Supplied passage:
╭──

I would have to agree with everyone here. I have paints. But Caddo my foal out of my registered stud is out of my qh mare that I can't get her papers because I do not know her parents. This is what I know about her she came from Texas she has a brand on her left hip. I called the Texas Cattlemens Association to see what I could do to get papers or to find out about them. This is what they told me. The I on her hip is the Stallion The L is the lot and W tells the mare band she was with. That is All I know about that. I have had several people wanting to breed to Caddo when he gets 2 years old but I am gelding him because without papers he will be considered a grade. Yes I can get pinto papers on him but you know when I inquired about getting papers on him when he was first born they will not register him with them until he is gelded because of the dam. I am upset because out of the foals born this year he is what a lot of people are looking for around here. 50% white to 50% color. Caddo will be shown. The other question that you have to look at is you might get some people to breed to him but more often than not they won't. This is not to discourage but it is reality. The dam of Caddo will never be bred again. The only reason I bred her to my stud was because I wanted another foal out of her to him. She gave me a great foal one that has the attitude of the sire wants to please even at his young age. I also liked her qualities. Do you know if he had been bred to mares before? Your horses can be trained to do anything that you would like to do. Also another aspect that you are not considering for him is a studs life is rather lonely. They are kept separate from the other horses. My stud has been by himself for 4 years now that is the other reason why I am gelding Caddo to give his dad a companion. I real not have to worry about him hurting his son because he will not compete for the ladies. We breed Sky either in hand or in the pasture. You will have to make your own decision. If you can get the papers from the JC then by all means keep him a stallion. Before you do anything get in touch with the JC they should be able to tell you anything from off of his tattoo.


----------



## ridesapaintedpony (Apr 14, 2009)

Shar said:


> I didn't want to get onto the topic of paper snobbery, but since the discussion is now open...I suppose you guys are right. I'm sure the piece of paper causes a horse to have better *confirmation*.


If we're going to be accused of being snobs, then the proper term is conformation. Confirmation is to confirm something like a reservation.



> *Now, in the case of my stallion. He has bloodlines that can be traced back to the Godolphin Arabian, one of the three founding sires in the 1700's. * His bloodlines include many of the greatest race horses in history - and the fastest, as well as the only unbeaten triple crown winner in history. I suppose not having his papers due to a bad business deal by his original owners means he magically fell out of a tree and his breeding no longer exists.

╰──

Dataset excerpts:
╭──

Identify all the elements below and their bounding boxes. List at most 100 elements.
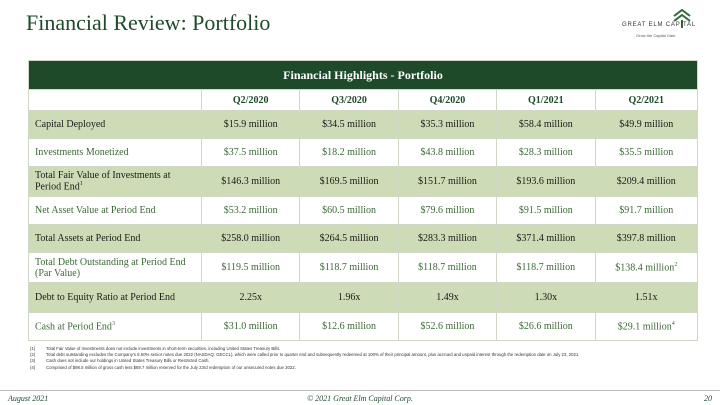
value-cell: $37.5 million [200, 138, 301, 167]
table-row: Cash at Period End3 $31.0 million $12.6 mi… [28, 312, 698, 341]
footer-rule [0, 390, 720, 391]
cell-value: $53.2 million [223, 205, 278, 216]
footnote-text: Total Fair Value of Investments does not… [46, 346, 281, 351]
table-row: Total Debt Outstanding at Period End (Pa… [28, 252, 698, 283]
value-cell: $138.4 million2 [594, 252, 698, 283]
cell-value: $34.5 million [322, 119, 377, 130]
row-label: Total Debt Outstanding at Period End (Pa… [35, 256, 186, 279]
cell-value: $31.0 million [223, 321, 278, 332]
table-title-row: Financial Highlights - Portfolio [28, 60, 698, 90]
footnote-text: Cash does not include our holdings in Un… [46, 358, 210, 364]
footnote-marker: (4) [30, 364, 36, 370]
value-cell: $43.8 million [397, 138, 498, 167]
value-cell: $264.5 million [299, 224, 399, 253]
cell-value: $146.3 million [221, 176, 281, 187]
value-cell: $35.3 million [397, 110, 498, 139]
value-cell: $258.0 million [200, 224, 301, 253]
cell-value: $12.6 million [322, 321, 377, 332]
cell-value: $29.1 million [617, 321, 672, 333]
value-cell: $209.4 million [594, 166, 698, 197]
footer-copyright: © 2021 Great Elm Capital Corp. [307, 394, 413, 403]
table-row: Capital Deployed $15.9 million $34.5 milli… [28, 110, 698, 139]
footnote: (3) Cash does not include our holdings in… [30, 358, 690, 364]
value-cell: $18.2 million [299, 138, 399, 167]
cell-value: $28.3 million [518, 147, 573, 158]
footnote-ref: 3 [111, 320, 115, 327]
value-cell: 1.30x [496, 282, 596, 313]
value-cell: 1.49x [397, 282, 498, 313]
footnote-ref: 1 [79, 181, 83, 188]
value-cell: $283.3 million [397, 224, 498, 253]
cell-value: 1.51x [635, 292, 658, 303]
value-cell: $146.3 million [200, 166, 301, 197]
cell-value: $397.8 million [616, 233, 676, 244]
value-cell: $35.5 million [594, 138, 698, 167]
value-cell: $119.5 million [200, 252, 301, 283]
column-header: Q2/2021 [594, 89, 698, 111]
row-label: Total Fair Value of Investments at Perio… [35, 170, 171, 193]
footnote-marker: (3) [30, 358, 36, 364]
logo-tagline: Grow the Capital Gain [636, 33, 676, 38]
cell-value: $52.6 million [420, 321, 475, 332]
footnote-marker: (1) [30, 346, 36, 351]
value-cell: $28.3 million [496, 138, 596, 167]
cell-value: 1.96x [337, 292, 361, 303]
column-header: Q3/2020 [299, 89, 399, 111]
cell-value: $118.7 million [516, 262, 576, 273]
footnote: (2) Total debt outstanding excludes the C… [30, 352, 690, 358]
row-label-cell: Total Debt Outstanding at Period End (Pa… [28, 252, 202, 283]
value-cell: $169.5 million [299, 166, 399, 197]
row-label: Debt to Equity Ratio at Period End [35, 292, 175, 303]
value-cell: $371.4 million [496, 224, 596, 253]
column-header: Q4/2020 [397, 89, 498, 111]
corner-cell [28, 89, 202, 111]
value-cell: $29.1 million4 [594, 312, 698, 341]
value-cell: $53.2 million [200, 196, 301, 225]
row-label-cell: Cash at Period End3 [28, 312, 202, 341]
value-cell: $91.7 million [594, 196, 698, 225]
cell-value: $91.5 million [518, 205, 573, 216]
cell-value: $18.2 million [322, 147, 377, 158]
footnotes: (1) Total Fair Value of Investments does … [30, 346, 690, 371]
value-cell: 1.96x [299, 282, 399, 313]
table-row: Debt to Equity Ratio at Period End 2.25x 1… [28, 282, 698, 313]
cell-value: $169.5 million [319, 176, 379, 187]
cell-value: $37.5 million [223, 147, 278, 158]
footnote-ref: 4 [671, 320, 675, 327]
row-label-cell: Capital Deployed [28, 110, 202, 139]
cell-value: $49.9 million [619, 119, 674, 130]
value-cell: $118.7 million [397, 252, 498, 283]
row-label: Cash at Period End [35, 321, 112, 333]
cell-value: $26.6 million [518, 321, 573, 332]
footnote-text: Comprised of $98.5 million of gross cash… [46, 364, 296, 370]
row-label-cell: Investments Monetized [28, 138, 202, 167]
row-label-cell: Debt to Equity Ratio at Period End [28, 282, 202, 313]
cell-value: 1.30x [534, 292, 558, 303]
logo-name: GREAT ELM CAPITAL [622, 22, 696, 28]
cell-value: $119.5 million [221, 262, 280, 273]
value-cell: $118.7 million [496, 252, 596, 283]
footnote-text: Total debt outstanding excludes the Comp… [46, 352, 580, 358]
value-cell: $49.9 million [594, 110, 698, 139]
row-label: Capital Deployed [35, 119, 106, 130]
cell-value: $58.4 million [518, 119, 573, 130]
logo: GREAT ELM CAPITAL Grow the Capital Gain [622, 8, 714, 44]
table-title: Financial Highlights - Portfolio [28, 60, 698, 90]
row-label: Investments Monetized [35, 147, 129, 158]
value-cell: $91.5 million [496, 196, 596, 225]
row-label-cell: Total Assets at Period End [28, 224, 202, 253]
value-cell: $12.6 million [299, 312, 399, 341]
column-header-row: Q2/2020 Q3/2020 Q4/2020 Q1/2021 Q2/2021 [28, 89, 698, 111]
value-cell: $118.7 million [299, 252, 399, 283]
row-label-cell: Net Asset Value at Period End [28, 196, 202, 225]
footer-date: August 2021 [8, 394, 49, 403]
table-row: Net Asset Value at Period End $53.2 milli… [28, 196, 698, 225]
cell-value: $15.9 million [223, 119, 278, 130]
cell-value: $193.6 million [516, 176, 576, 187]
cell-value: 2.25x [239, 292, 262, 303]
cell-value: $79.6 million [420, 205, 475, 216]
row-label: Net Asset Value at Period End [35, 205, 156, 216]
cell-value: $60.5 million [322, 205, 377, 216]
cell-value: $151.7 million [417, 176, 477, 187]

╰──

Do this: Can you carry on the forum thread about horse registration papers and gelding a stallion, starting right after its last sentence?

Exercise result:
So what? So does every TB born. Each and every Thoroughbred goes back to the three founding sires.

My Paint _gelding_ goes back to Man O' War and all three founding sires. Again, so what?

I understand what the others are saying. Every magazine I read mentions the overpopulation of horses right now. 

I breed dogs. My dogs all go back to super show dogs. All of my dogs, sans the 1 year old puppy are show champions. I don't breed them all. I only breed the ones who I feel will give something back to their breed. My puppies are sold on spay/neuter contracts because I don't want them bred just because they have spectacular bloodlines.

To me, horses are no different. 

Registration doesn't always mean much. However, to me, breeding an unregistered animal just because the owner thinks he's wonderful isn't good enough in this time of horse overpopulation.

Of course, that's only my opinion.


----------



## Spyder (Jul 27, 2008)

Well I am going to go against the flow here. From what has been said the breeding on this stallion is very good. We do not have a picture of the horse so to say that it is not breeding worthy is also premature.

If I were the OP I would put the horse to an inspector and have a knowledgeable person judge whether the horse is breed worthy.

I did the same with my stallion. Yes he had paoers from his birth registry but he could never get approved there. He did not measure up as far as size in certain areas and would never be approved even though he is exceptionally well bred.

I took him to the AWS to have him put under the gun inspection wise and he passed with flying colors. A loss to his birth registry but approved according to a very knowledgable inspector. (proven by his show record also)

I would suggest the same to the OP.


----------



## Joshie (Aug 26, 2008)

My question is this: Why do you want to breed this horse? What do you hope to accomplish by breeding him? I'm concerned that you didn't know the word conformation so wonder about your experience breeding.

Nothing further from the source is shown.